** BEGIN Task material **

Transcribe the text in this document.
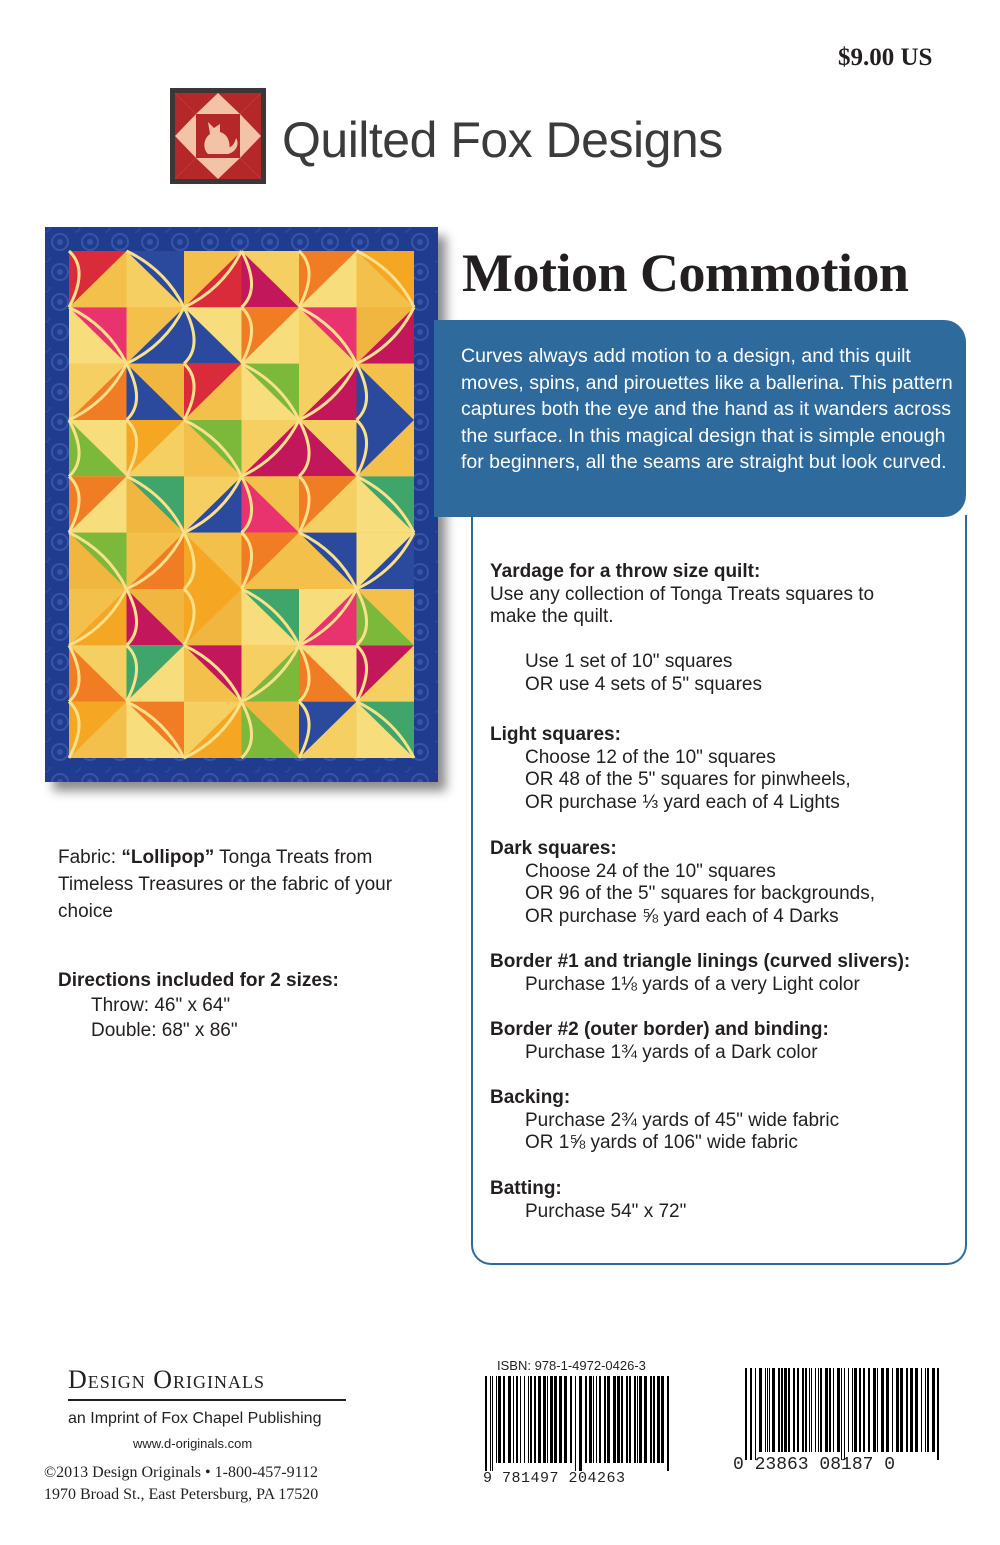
$9.00 US
Quilted Fox Designs
Motion Commotion
Curves always add motion to a design, and this quilt moves, spins, and pirouettes like a ballerina. This pattern captures both the eye and the hand as it wanders across the surface. In this magical design that is simple enough for beginners, all the seams are straight but look curved.
Yardage for a throw size quilt:
Use any collection of Tonga Treats squares to
make the quilt.
Use 1 set of 10" squares
OR use 4 sets of 5" squares
Light squares:
Choose 12 of the 10" squares
OR 48 of the 5" squares for pinwheels,
OR purchase ⅓ yard each of 4 Lights
Dark squares:
Choose 24 of the 10" squares
OR 96 of the 5" squares for backgrounds,
OR purchase ⅝ yard each of 4 Darks
Border #1 and triangle linings (curved slivers):
Purchase 1⅛ yards of a very Light color
Border #2 (outer border) and binding:
Purchase 1¾ yards of a Dark color
Backing:
Purchase 2¾ yards of 45" wide fabric
OR 1⅝ yards of 106" wide fabric
Batting:
Purchase 54" x 72"
Fabric: “Lollipop” Tonga Treats from Timeless Treasures or the fabric of your choice
Directions included for 2 sizes:
Throw: 46" x 64"
Double: 68" x 86"
Design Originals
an Imprint of Fox Chapel Publishing
www.d-originals.com
©2013 Design Originals • 1-800-457-9112
1970 Broad St., East Petersburg, PA 17520
ISBN: 978-1-4972-0426-3
9 781497 204263
0 23863 08187 0
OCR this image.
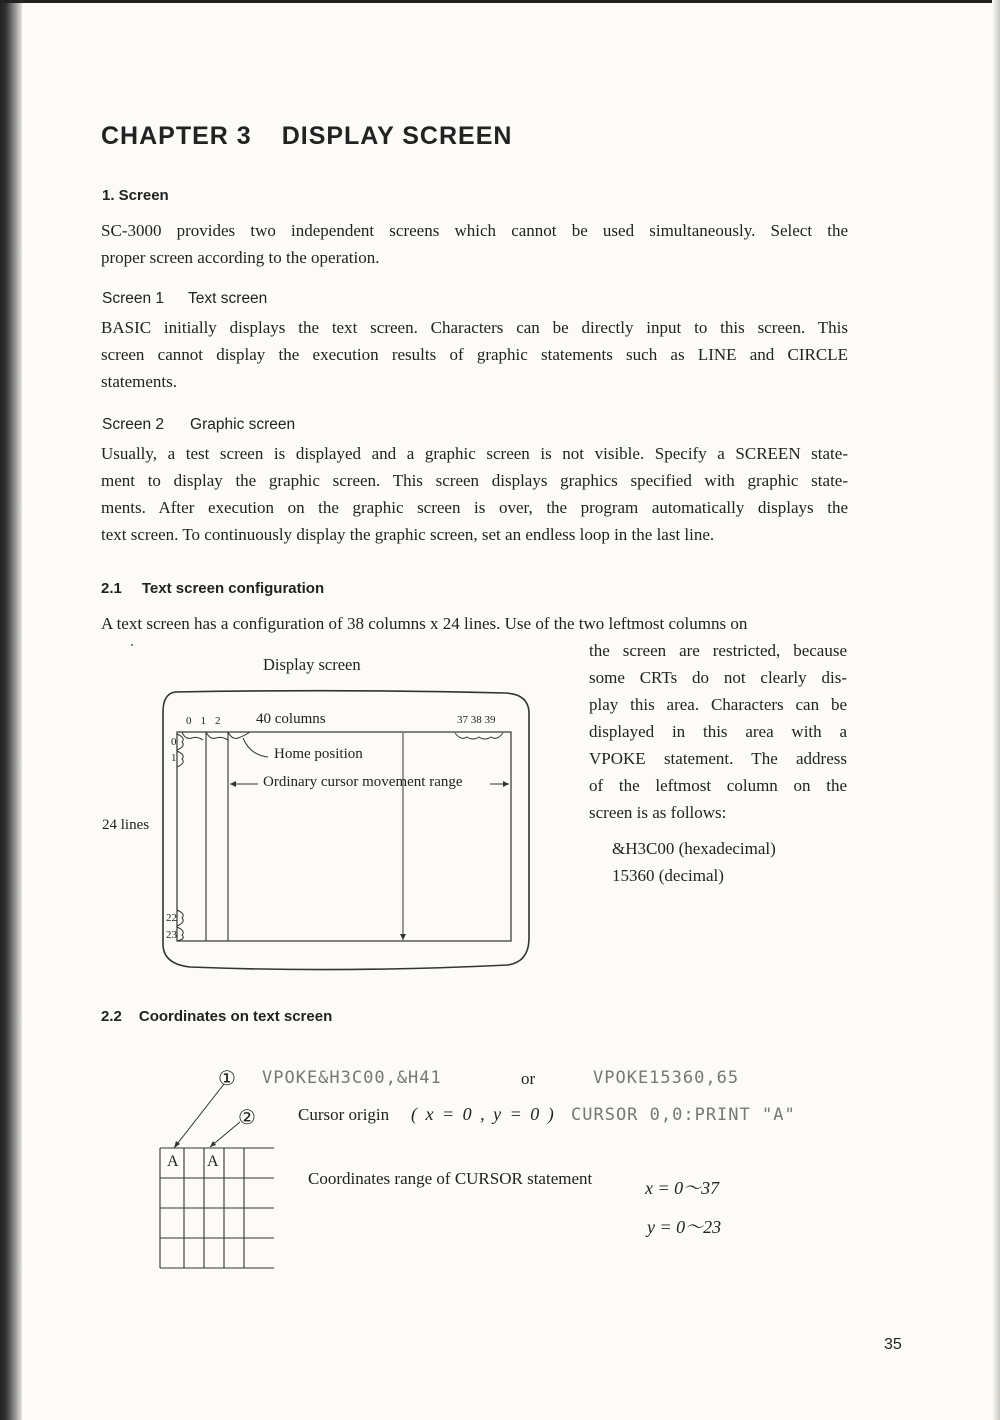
CHAPTER 3 DISPLAY SCREEN
1. Screen
SC-3000 provides two independent screens which cannot be used simultaneously. Select the
proper screen according to the operation.
Screen 1 Text screen
BASIC initially displays the text screen. Characters can be directly input to this screen. This
screen cannot display the execution results of graphic statements such as LINE and CIRCLE
statements.
Screen 2 Graphic screen
Usually, a test screen is displayed and a graphic screen is not visible. Specify a SCREEN state-
ment to display the graphic screen. This screen displays graphics specified with graphic state-
ments. After execution on the graphic screen is over, the program automatically displays the
text screen. To continuously display the graphic screen, set an endless loop in the last line.
2.1 Text screen configuration
A text screen has a configuration of 38 columns x 24 lines. Use of the two leftmost columns on
the screen are restricted, because
some CRTs do not clearly dis-
play this area. Characters can be
displayed in this area with a
VPOKE statement. The address
of the leftmost column on the
screen is as follows:
&H3C00 (hexadecimal)
15360 (decimal)
Display screen
012 40 columns	37 38 39
0
1
22
23
Home position
Ordinary cursor movement range
24 lines
2.2 Coordinates on text screen
① VPOKE&H3C00,&H41	or	VPOKE15360,65
② Cursor origin ( x = 0 , y = 0 ) CURSOR 0,0:PRINT "A"
A A
Coordinates range of CURSOR statement	x = 0～37
y = 0～23
35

** END Task material **

Goal -> Leave out the pictures and print every line of the data exactly.

Response to this task ->
Transcribe the text in this document.
$9.00 US
Quilted Fox Designs
Motion Commotion
Curves always add motion to a design, and this quilt moves, spins, and pirouettes like a ballerina. This pattern captures both the eye and the hand as it wanders across the surface. In this magical design that is simple enough for beginners, all the seams are straight but look curved.
Yardage for a throw size quilt:
Use any collection of Tonga Treats squares to
make the quilt.
Use 1 set of 10" squares
OR use 4 sets of 5" squares
Light squares:
Choose 12 of the 10" squares
OR 48 of the 5" squares for pinwheels,
OR purchase ⅓ yard each of 4 Lights
Dark squares:
Choose 24 of the 10" squares
OR 96 of the 5" squares for backgrounds,
OR purchase ⅝ yard each of 4 Darks
Border #1 and triangle linings (curved slivers):
Purchase 1⅛ yards of a very Light color
Border #2 (outer border) and binding:
Purchase 1¾ yards of a Dark color
Backing:
Purchase 2¾ yards of 45" wide fabric
OR 1⅝ yards of 106" wide fabric
Batting:
Purchase 54" x 72"
Fabric: “Lollipop” Tonga Treats from Timeless Treasures or the fabric of your choice
Directions included for 2 sizes:
Throw: 46" x 64"
Double: 68" x 86"
Design Originals
an Imprint of Fox Chapel Publishing
www.d-originals.com
©2013 Design Originals • 1-800-457-9112
1970 Broad St., East Petersburg, PA 17520
ISBN: 978-1-4972-0426-3
9 781497 204263
0 23863 08187 0
OCR this image.
CHAPTER 3 DISPLAY SCREEN
1. Screen
SC-3000 provides two independent screens which cannot be used simultaneously. Select the
proper screen according to the operation.
Screen 1 Text screen
BASIC initially displays the text screen. Characters can be directly input to this screen. This
screen cannot display the execution results of graphic statements such as LINE and CIRCLE
statements.
Screen 2 Graphic screen
Usually, a test screen is displayed and a graphic screen is not visible. Specify a SCREEN state-
ment to display the graphic screen. This screen displays graphics specified with graphic state-
ments. After execution on the graphic screen is over, the program automatically displays the
text screen. To continuously display the graphic screen, set an endless loop in the last line.
2.1 Text screen configuration
A text screen has a configuration of 38 columns x 24 lines. Use of the two leftmost columns on
the screen are restricted, because
some CRTs do not clearly dis-
play this area. Characters can be
displayed in this area with a
VPOKE statement. The address
of the leftmost column on the
screen is as follows:
&H3C00 (hexadecimal)
15360 (decimal)
Display screen
012 40 columns	37 38 39
0
1
22
23
Home position
Ordinary cursor movement range
24 lines
2.2 Coordinates on text screen
① VPOKE&H3C00,&H41	or	VPOKE15360,65
② Cursor origin ( x = 0 , y = 0 ) CURSOR 0,0:PRINT "A"
A A
Coordinates range of CURSOR statement	x = 0～37
y = 0～23
35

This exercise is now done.